◆ GIVEN TASK ◆
Your task is to copy the listing exactly. Drop any pictures from the copy.

━━ INPUT DATA ━━

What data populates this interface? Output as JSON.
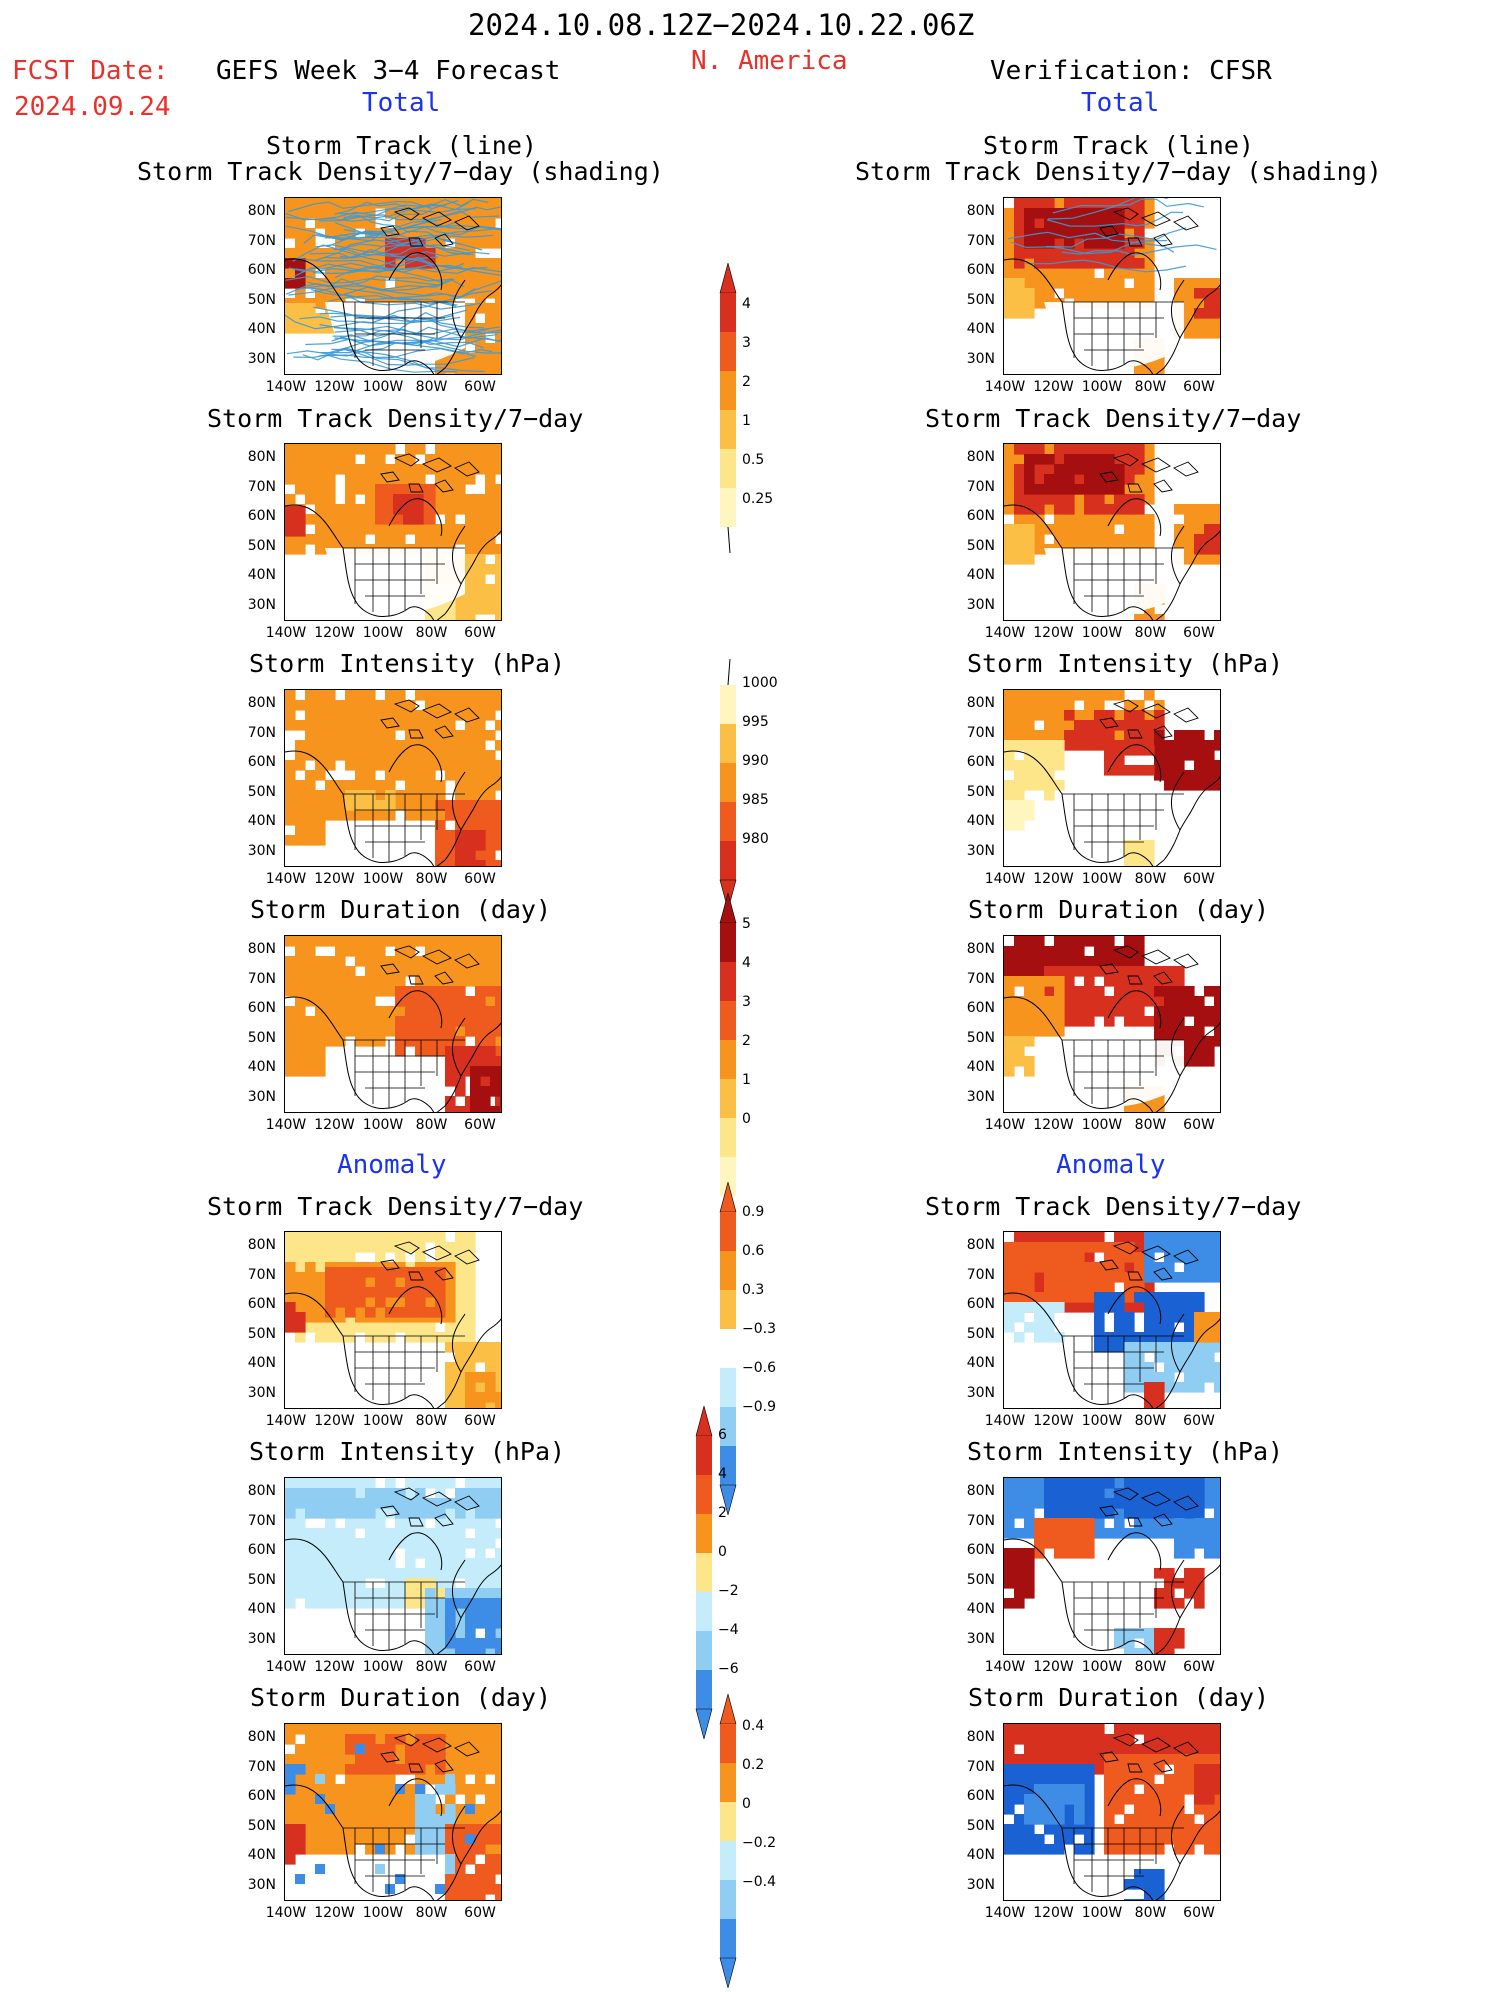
{
  "header": {
    "date_range": "2024.10.08.12Z−2024.10.22.06Z",
    "region": "N. America",
    "fcst_label": "FCST Date:",
    "fcst_date": "2024.09.24",
    "forecast_title": "GEFS Week 3−4 Forecast",
    "verification_title": "Verification: CFSR",
    "left_total": "Total",
    "right_total": "Total",
    "left_anomaly": "Anomaly",
    "right_anomaly": "Anomaly"
  },
  "panel_titles": {
    "track_line": "Storm Track (line)",
    "track_shading": "Storm Track Density/7−day (shading)",
    "density": "Storm Track Density/7−day",
    "intensity": "Storm Intensity (hPa)",
    "duration": "Storm Duration (day)"
  },
  "axes": {
    "lat_labels": [
      "80N",
      "70N",
      "60N",
      "50N",
      "40N",
      "30N"
    ],
    "lon_labels": [
      "140W",
      "120W",
      "100W",
      "80W",
      "60W"
    ]
  },
  "colorbars": {
    "density_total": [
      "4",
      "3",
      "2",
      "1",
      "0.5",
      "0.25"
    ],
    "intensity_total": [
      "1000",
      "995",
      "990",
      "985",
      "980"
    ],
    "duration_total": [
      "5",
      "4",
      "3",
      "2",
      "1",
      "0"
    ],
    "density_anom": [
      "0.9",
      "0.6",
      "0.3",
      "−0.3",
      "−0.6",
      "−0.9"
    ],
    "intensity_anom": [
      "6",
      "4",
      "2",
      "0",
      "−2",
      "−4",
      "−6"
    ],
    "duration_anom": [
      "0.4",
      "0.2",
      "0",
      "−0.2",
      "−0.4"
    ]
  },
  "colors": {
    "dark_red": "#a50f0f",
    "red": "#d7301f",
    "orange_red": "#ef5a1e",
    "orange": "#f7941d",
    "light_orange": "#fbbf45",
    "yellow": "#fde58a",
    "pale_yellow": "#fff6bf",
    "pale_blue": "#c4ecfb",
    "light_blue": "#8fcdf3",
    "blue": "#3d8de6",
    "dark_blue": "#1a62d4",
    "track_line": "#3a9ad9"
  }
}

━━━

◆ RESULT OF THIS TASK ◆
What data populates this interface? Output as JSON.
{
  "header": {
    "date_range": "2024.10.08.12Z−2024.10.22.06Z",
    "region": "N. America",
    "fcst_label": "FCST Date:",
    "fcst_date": "2024.09.24",
    "forecast_title": "GEFS Week 3−4 Forecast",
    "verification_title": "Verification: CFSR",
    "left_total": "Total",
    "right_total": "Total",
    "left_anomaly": "Anomaly",
    "right_anomaly": "Anomaly"
  },
  "panel_titles": {
    "track_line": "Storm Track (line)",
    "track_shading": "Storm Track Density/7−day (shading)",
    "density": "Storm Track Density/7−day",
    "intensity": "Storm Intensity (hPa)",
    "duration": "Storm Duration (day)"
  },
  "axes": {
    "lat_labels": [
      "80N",
      "70N",
      "60N",
      "50N",
      "40N",
      "30N"
    ],
    "lon_labels": [
      "140W",
      "120W",
      "100W",
      "80W",
      "60W"
    ]
  },
  "colorbars": {
    "density_total": [
      "4",
      "3",
      "2",
      "1",
      "0.5",
      "0.25"
    ],
    "intensity_total": [
      "1000",
      "995",
      "990",
      "985",
      "980"
    ],
    "duration_total": [
      "5",
      "4",
      "3",
      "2",
      "1",
      "0"
    ],
    "density_anom": [
      "0.9",
      "0.6",
      "0.3",
      "−0.3",
      "−0.6",
      "−0.9"
    ],
    "intensity_anom": [
      "6",
      "4",
      "2",
      "0",
      "−2",
      "−4",
      "−6"
    ],
    "duration_anom": [
      "0.4",
      "0.2",
      "0",
      "−0.2",
      "−0.4"
    ]
  },
  "colors": {
    "dark_red": "#a50f0f",
    "red": "#d7301f",
    "orange_red": "#ef5a1e",
    "orange": "#f7941d",
    "light_orange": "#fbbf45",
    "yellow": "#fde58a",
    "pale_yellow": "#fff6bf",
    "pale_blue": "#c4ecfb",
    "light_blue": "#8fcdf3",
    "blue": "#3d8de6",
    "dark_blue": "#1a62d4",
    "track_line": "#3a9ad9"
  }
}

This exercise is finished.